Il past forward diventa per loro una forma di sperimentazione, mescolando elementi couture a drappi da vestali, ma anche nuovi materiali, come pelle, maglia e minuteria metallica rigorosamente color oro e coloratissime sete stampate su cui sono impresse greche d’ordine corinzio e riccioli rococò. Il libanese Elie Saab, infine, ricrea su stoffe ricercate come pizzo, seta e chiffon, ricami con perline, paillettes e cristalli, talvolta solo per impreziosire determinate parti, altre volte i tessuti utilizzati ne sono completamente ricoperti. Elie risente dell’arte del ricamo, sfoggiata per impreziosire i costumi tradizionali durante le danze popolari dabke e raqs sharki, per costruire ogni suo dettaglio prezioso, seguendo però un mood incredibilmente femminile, sensuale e mai eccessivo. Gli abiti d’haute couture di Saab nascondono

bagliori lucenti color oro simili a quelli che rendono le danzatrici del ventre terre voluttuose di conquista.
────
— Compito richiesto A —
Nel brano sulla moda, su quali stoffe Elie Saab ricrea i suoi ricami?
— Compito richiesto B —
Prosegui il brano sulla moda partendo da dove si interrompe.
────
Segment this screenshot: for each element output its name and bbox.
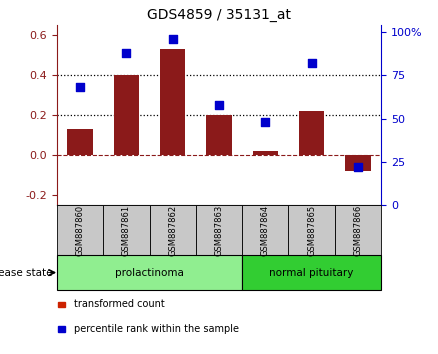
Text: GSM887866: GSM887866 [353,205,362,256]
Text: GSM887864: GSM887864 [261,205,270,256]
Point [215,102,223,108]
Bar [114,75,139,155]
Text: GSM887863: GSM887863 [215,205,223,256]
Bar [206,115,232,155]
Text: GSM887862: GSM887862 [168,205,177,256]
Text: transformed count: transformed count [74,299,165,309]
Text: GSM887860: GSM887860 [76,205,85,256]
Point [123,50,130,55]
Bar [253,151,278,155]
Text: GSM887865: GSM887865 [307,205,316,256]
Title: GDS4859 / 35131_at: GDS4859 / 35131_at [147,8,291,22]
Point [77,85,84,90]
Bar [160,49,185,155]
Point [262,119,269,125]
Point [308,60,315,66]
Bar [299,111,324,155]
Text: disease state: disease state [0,268,53,278]
Text: normal pituitary: normal pituitary [269,268,354,278]
Point [354,164,361,170]
Text: prolactinoma: prolactinoma [115,268,184,278]
Bar [67,129,93,155]
Point [169,36,176,41]
Bar [345,155,371,171]
Text: GSM887861: GSM887861 [122,205,131,256]
Text: percentile rank within the sample: percentile rank within the sample [74,324,240,334]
────
— Risultato A —
Su pizzo, seta e chiffon.

— Risultato B —
I designer accostano quei pigmenti che ritrovano lo splendore di antichi popoli che lottavano per affermare la bellezza delle loro terre, abbellendole con pregiati intarsi, con maioliche, arabeschi e architetture simili ai luoghi del Corano. I tessuti si colorano dei toni del beige, dei marroni chiari, dei blu cobalto, dei silenzi, delle dune attraversate solo da un vento che scuote, con il proprio tormento, le vesti fascianti dei nomadi. Le collezioni nascono da queste terre e a questi luoghi ritornano per rendere uniche e pregevoli le movenze di chi si lascia catturare da uno stile che non teme confronti, perché sa che il Sud non è stato creato come un semplice luogo ma come archè divino.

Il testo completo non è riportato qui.